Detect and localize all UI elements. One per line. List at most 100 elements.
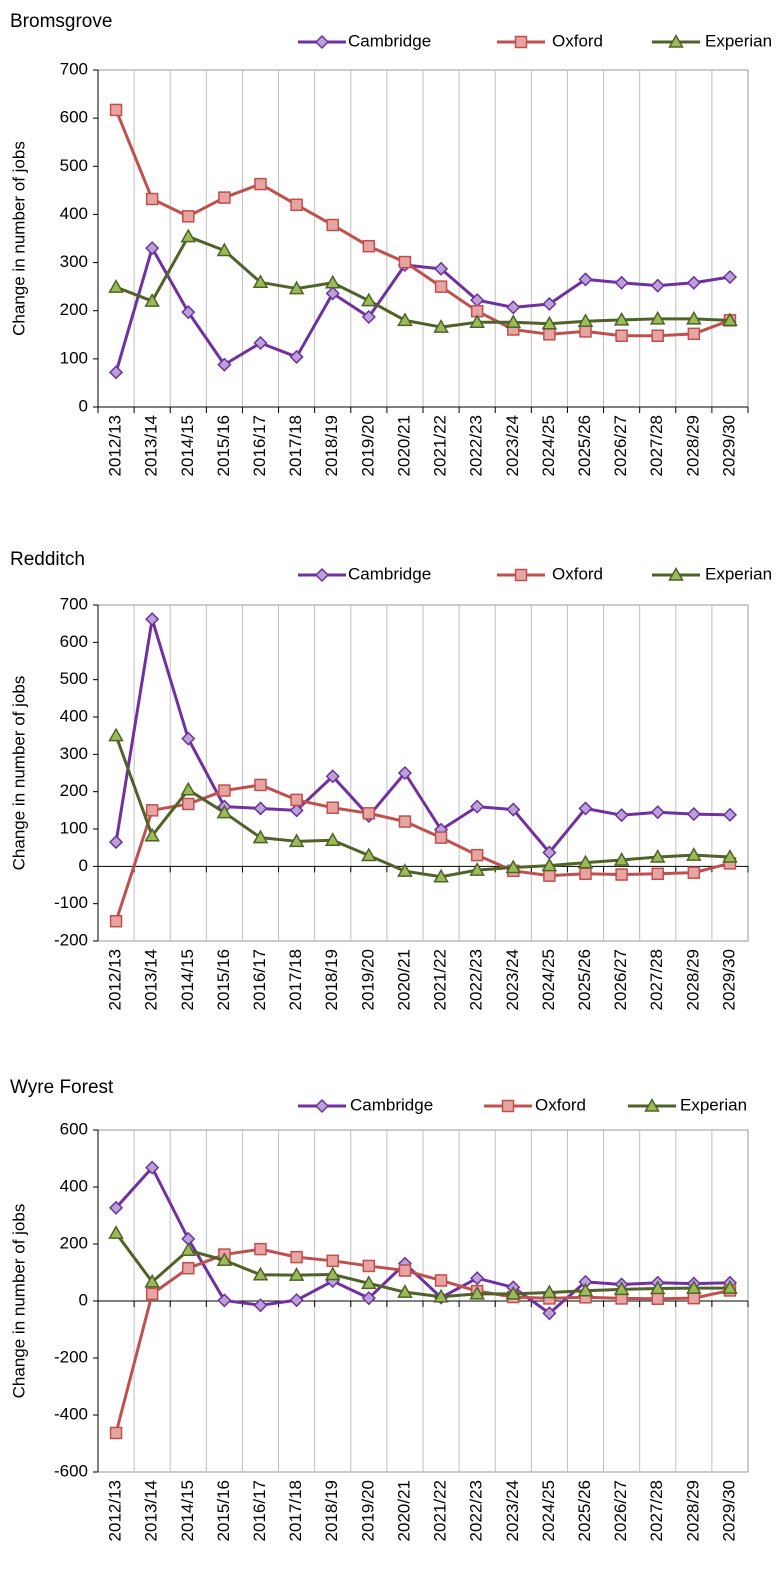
x-tick-label: 2026/27 [611, 1480, 630, 1541]
marker-diamond [686, 807, 701, 822]
marker-triangle [433, 1288, 449, 1303]
marker-triangle [144, 1273, 160, 1288]
x-tick-label: 2025/26 [575, 1480, 594, 1541]
marker-square [109, 103, 123, 117]
marker-triangle [541, 1284, 558, 1299]
marker-triangle [324, 1266, 341, 1281]
chart-title: Wyre Forest [10, 1077, 114, 1098]
marker-triangle [361, 292, 377, 307]
x-tick-label: 2015/16 [214, 1480, 233, 1541]
marker-diamond [181, 305, 196, 320]
marker-triangle [288, 280, 305, 295]
marker-triangle [644, 1097, 660, 1112]
marker-triangle [505, 1285, 522, 1300]
marker-square [615, 868, 628, 881]
x-tick-label: 2013/14 [142, 1480, 161, 1541]
marker-triangle [180, 228, 197, 243]
x-tick-label: 2017/18 [286, 1480, 305, 1541]
marker-triangle [433, 319, 449, 333]
x-tick-label: 2023/24 [503, 1480, 522, 1541]
x-tick-label: 2019/20 [358, 415, 377, 476]
chart-title: Redditch [10, 549, 85, 570]
marker-diamond [181, 731, 196, 746]
x-tick-label: 2018/19 [322, 949, 341, 1010]
x-tick-label: 2026/27 [611, 949, 630, 1010]
y-tick-label: 600 [60, 1119, 88, 1138]
marker-diamond [722, 269, 738, 285]
marker-diamond [108, 1200, 124, 1215]
marker-triangle [324, 832, 341, 846]
marker-square [398, 1264, 412, 1277]
marker-triangle [397, 863, 413, 877]
marker-triangle [288, 833, 305, 848]
marker-square [434, 1274, 448, 1287]
x-tick-label: 2017/18 [286, 415, 305, 476]
marker-triangle [541, 857, 558, 872]
x-tick-label: 2015/16 [214, 949, 233, 1010]
y-tick-label: 300 [60, 744, 88, 763]
marker-square [651, 1292, 664, 1305]
x-tick-label: 2028/29 [683, 415, 702, 476]
marker-square [398, 255, 412, 269]
marker-triangle [668, 33, 684, 48]
x-tick-label: 2016/17 [250, 949, 269, 1010]
marker-diamond [578, 272, 593, 287]
marker-square [218, 191, 231, 204]
x-tick-label: 2027/28 [647, 415, 666, 476]
x-tick-label: 2021/22 [431, 415, 450, 476]
x-tick-label: 2012/13 [106, 1480, 125, 1541]
marker-diamond [361, 309, 376, 325]
marker-triangle [613, 311, 630, 326]
marker-diamond [145, 241, 160, 256]
y-tick-label: 400 [60, 1176, 88, 1195]
marker-diamond [314, 567, 330, 583]
marker-square [182, 1261, 195, 1275]
marker-triangle [216, 242, 233, 257]
marker-diamond [361, 1291, 376, 1306]
marker-square [290, 793, 303, 807]
marker-square [687, 866, 701, 879]
marker-triangle [216, 1252, 233, 1266]
marker-diamond [145, 612, 160, 627]
y-tick-label: -600 [54, 1461, 88, 1480]
marker-triangle [144, 293, 160, 307]
x-tick-label: 2017/18 [286, 949, 305, 1010]
marker-square [326, 1254, 339, 1268]
y-tick-label: 0 [79, 1290, 88, 1309]
series-line [115, 235, 731, 329]
marker-triangle [613, 1281, 630, 1296]
marker-triangle [180, 1242, 197, 1257]
y-tick-label: 500 [60, 669, 88, 688]
chart: Redditch Change in number of jobs -200 -100… [9, 549, 772, 1010]
marker-triangle [108, 727, 124, 742]
marker-triangle [288, 1267, 305, 1281]
marker-triangle [433, 868, 449, 883]
marker-square [326, 801, 339, 814]
marker-diamond [433, 261, 449, 276]
y-tick-label: 0 [79, 396, 88, 415]
x-tick-label: 2020/21 [394, 949, 413, 1010]
marker-diamond [470, 1271, 485, 1286]
marker-triangle [686, 847, 702, 861]
x-tick-label: 2027/28 [647, 949, 666, 1010]
y-tick-label: 100 [60, 348, 88, 367]
x-tick-label: 2018/19 [322, 1480, 341, 1541]
y-tick-label: -400 [54, 1404, 88, 1423]
marker-triangle [469, 314, 485, 329]
legend-label: Experian [705, 564, 772, 583]
x-tick-label: 2016/17 [250, 1480, 269, 1541]
marker-square [651, 329, 664, 342]
x-tick-label: 2013/14 [142, 415, 161, 476]
marker-square [687, 1291, 701, 1305]
marker-square [145, 1287, 159, 1301]
y-tick-label: -200 [54, 1347, 88, 1366]
marker-triangle [722, 312, 738, 327]
marker-diamond [722, 807, 738, 822]
marker-triangle [361, 847, 377, 862]
x-tick-label: 2022/23 [467, 415, 486, 476]
marker-square [501, 1099, 515, 1113]
y-axis-label: Change in number of jobs [9, 676, 28, 871]
marker-diamond [614, 808, 629, 823]
x-tick-label: 2014/15 [178, 415, 197, 476]
legend-label: Oxford [552, 564, 603, 583]
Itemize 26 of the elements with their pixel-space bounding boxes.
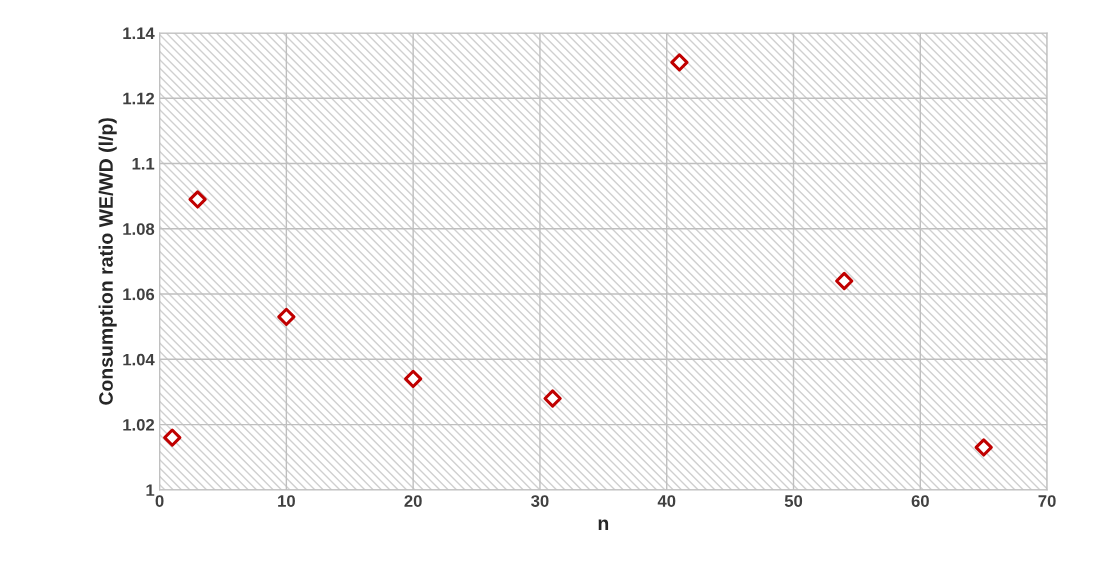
point: [670, 53, 689, 72]
point: [188, 190, 207, 209]
y-tick-label: 1.14: [123, 27, 155, 40]
y-tick-label: 1.06: [123, 288, 155, 301]
y-tick-label: 1: [146, 484, 155, 496]
point: [835, 271, 854, 291]
x-tick-label: 10: [278, 495, 295, 507]
y-tick-label: 1.1: [132, 158, 155, 170]
x-tick-label: 30: [531, 495, 549, 507]
x-tick-label: 20: [404, 495, 422, 507]
y-tick-label: 1.08: [123, 223, 155, 235]
y-tick-label: 1.12: [123, 92, 155, 105]
y-tick-label: 1.04: [123, 353, 155, 366]
x-tick-label: 70: [1038, 495, 1056, 507]
point: [163, 428, 182, 447]
point: [404, 369, 423, 389]
x-tick-label: 50: [784, 495, 803, 507]
x-tick-label: 0: [155, 495, 164, 507]
point: [277, 307, 296, 327]
point: [974, 438, 993, 457]
y-axis-title: Consumption ratio WE/WD (l/p): [98, 118, 117, 405]
x-axis-title: n: [598, 519, 609, 530]
point: [543, 389, 562, 408]
x-tick-label: 40: [657, 495, 676, 507]
x-tick-label: 60: [911, 495, 929, 507]
y-tick-label: 1.02: [123, 418, 155, 431]
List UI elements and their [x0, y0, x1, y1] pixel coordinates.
::::
BRIEF> Write out all the lines above again with every "UI elements" replaced by "interface elements" and nothing else changed, leaving out the pictures.

SOLUTION FOR THIS EXERCISE>
Detect and localize all interface elements. One per line. List at most 100 elements.
x-tick-label: 2026/27 [611, 1480, 630, 1541]
marker-diamond [686, 807, 701, 822]
marker-triangle [433, 1288, 449, 1303]
marker-triangle [144, 1273, 160, 1288]
x-tick-label: 2025/26 [575, 1480, 594, 1541]
marker-square [109, 103, 123, 117]
marker-triangle [541, 1284, 558, 1299]
marker-triangle [324, 1266, 341, 1281]
chart-title: Wyre Forest [10, 1077, 114, 1098]
marker-triangle [361, 292, 377, 307]
x-tick-label: 2015/16 [214, 1480, 233, 1541]
marker-diamond [181, 305, 196, 320]
marker-triangle [288, 280, 305, 295]
marker-triangle [644, 1097, 660, 1112]
marker-triangle [505, 1285, 522, 1300]
marker-square [615, 868, 628, 881]
x-tick-label: 2013/14 [142, 1480, 161, 1541]
marker-triangle [180, 228, 197, 243]
x-tick-label: 2017/18 [286, 1480, 305, 1541]
marker-triangle [433, 319, 449, 333]
x-tick-label: 2023/24 [503, 1480, 522, 1541]
x-tick-label: 2019/20 [358, 415, 377, 476]
chart-title: Redditch [10, 549, 85, 570]
marker-diamond [181, 731, 196, 746]
x-tick-label: 2018/19 [322, 949, 341, 1010]
x-tick-label: 2026/27 [611, 949, 630, 1010]
y-tick-label: 600 [60, 1119, 88, 1138]
marker-diamond [722, 269, 738, 285]
marker-diamond [108, 1200, 124, 1215]
marker-triangle [324, 832, 341, 846]
marker-square [398, 1264, 412, 1277]
marker-triangle [397, 863, 413, 877]
marker-triangle [288, 833, 305, 848]
marker-square [434, 1274, 448, 1287]
x-tick-label: 2017/18 [286, 415, 305, 476]
marker-triangle [541, 857, 558, 872]
x-tick-label: 2015/16 [214, 949, 233, 1010]
y-tick-label: 300 [60, 744, 88, 763]
marker-square [651, 1292, 664, 1305]
x-tick-label: 2028/29 [683, 415, 702, 476]
marker-square [398, 255, 412, 269]
marker-triangle [668, 33, 684, 48]
x-tick-label: 2016/17 [250, 949, 269, 1010]
marker-diamond [578, 272, 593, 287]
marker-square [218, 191, 231, 204]
x-tick-label: 2027/28 [647, 415, 666, 476]
x-tick-label: 2021/22 [431, 415, 450, 476]
x-tick-label: 2012/13 [106, 1480, 125, 1541]
marker-diamond [361, 309, 376, 325]
marker-triangle [613, 311, 630, 326]
marker-diamond [145, 241, 160, 256]
y-tick-label: 400 [60, 1176, 88, 1195]
marker-diamond [314, 567, 330, 583]
marker-square [182, 1261, 195, 1275]
marker-triangle [216, 242, 233, 257]
marker-diamond [361, 1291, 376, 1306]
marker-square [290, 793, 303, 807]
marker-square [687, 866, 701, 879]
marker-triangle [216, 1252, 233, 1266]
marker-diamond [145, 612, 160, 627]
y-tick-label: -600 [54, 1461, 88, 1480]
marker-triangle [144, 293, 160, 307]
x-tick-label: 2017/18 [286, 949, 305, 1010]
marker-square [326, 1254, 339, 1268]
y-tick-label: 0 [79, 1290, 88, 1309]
series-line [115, 235, 731, 329]
marker-triangle [613, 1281, 630, 1296]
marker-triangle [180, 1242, 197, 1257]
y-tick-label: 500 [60, 669, 88, 688]
chart: Redditch Change in number of jobs -200 -100… [9, 549, 772, 1010]
marker-triangle [108, 727, 124, 742]
marker-triangle [288, 1267, 305, 1281]
marker-triangle [433, 868, 449, 883]
marker-square [326, 801, 339, 814]
marker-diamond [433, 261, 449, 276]
y-tick-label: 0 [79, 396, 88, 415]
x-tick-label: 2020/21 [394, 949, 413, 1010]
marker-diamond [470, 1271, 485, 1286]
marker-triangle [686, 847, 702, 861]
x-tick-label: 2027/28 [647, 949, 666, 1010]
y-tick-label: 100 [60, 348, 88, 367]
x-tick-label: 2018/19 [322, 1480, 341, 1541]
y-tick-label: -400 [54, 1404, 88, 1423]
marker-triangle [469, 314, 485, 329]
legend-label: Experian [705, 564, 772, 583]
x-tick-label: 2016/17 [250, 1480, 269, 1541]
marker-square [651, 329, 664, 342]
x-tick-label: 2013/14 [142, 415, 161, 476]
marker-square [687, 1291, 701, 1305]
marker-square [145, 1287, 159, 1301]
y-tick-label: -200 [54, 1347, 88, 1366]
marker-triangle [722, 312, 738, 327]
marker-diamond [722, 807, 738, 822]
marker-triangle [361, 847, 377, 862]
x-tick-label: 2022/23 [467, 415, 486, 476]
marker-square [501, 1099, 515, 1113]
y-axis-label: Change in number of jobs [9, 676, 28, 871]
marker-diamond [614, 808, 629, 823]
x-tick-label: 2014/15 [178, 415, 197, 476]
legend-label: Oxford [552, 564, 603, 583]
Itemize 26 of the elements with their pixel-space bounding boxes.
point: [670, 53, 689, 72]
point: [188, 190, 207, 209]
y-tick-label: 1.14: [123, 27, 155, 40]
y-tick-label: 1.06: [123, 288, 155, 301]
y-tick-label: 1: [146, 484, 155, 496]
point: [835, 271, 854, 291]
x-tick-label: 10: [278, 495, 295, 507]
y-tick-label: 1.1: [132, 158, 155, 170]
x-tick-label: 30: [531, 495, 549, 507]
x-tick-label: 20: [404, 495, 422, 507]
y-tick-label: 1.08: [123, 223, 155, 235]
y-tick-label: 1.12: [123, 92, 155, 105]
y-tick-label: 1.04: [123, 353, 155, 366]
x-tick-label: 70: [1038, 495, 1056, 507]
point: [163, 428, 182, 447]
point: [404, 369, 423, 389]
x-tick-label: 50: [784, 495, 803, 507]
x-tick-label: 0: [155, 495, 164, 507]
point: [277, 307, 296, 327]
point: [974, 438, 993, 457]
y-axis-title: Consumption ratio WE/WD (l/p): [98, 118, 117, 405]
x-axis-title: n: [598, 519, 609, 530]
point: [543, 389, 562, 408]
x-tick-label: 40: [657, 495, 676, 507]
x-tick-label: 60: [911, 495, 929, 507]
y-tick-label: 1.02: [123, 418, 155, 431]
List interface elements and their [x0, y0, x1, y1] pixel coordinates.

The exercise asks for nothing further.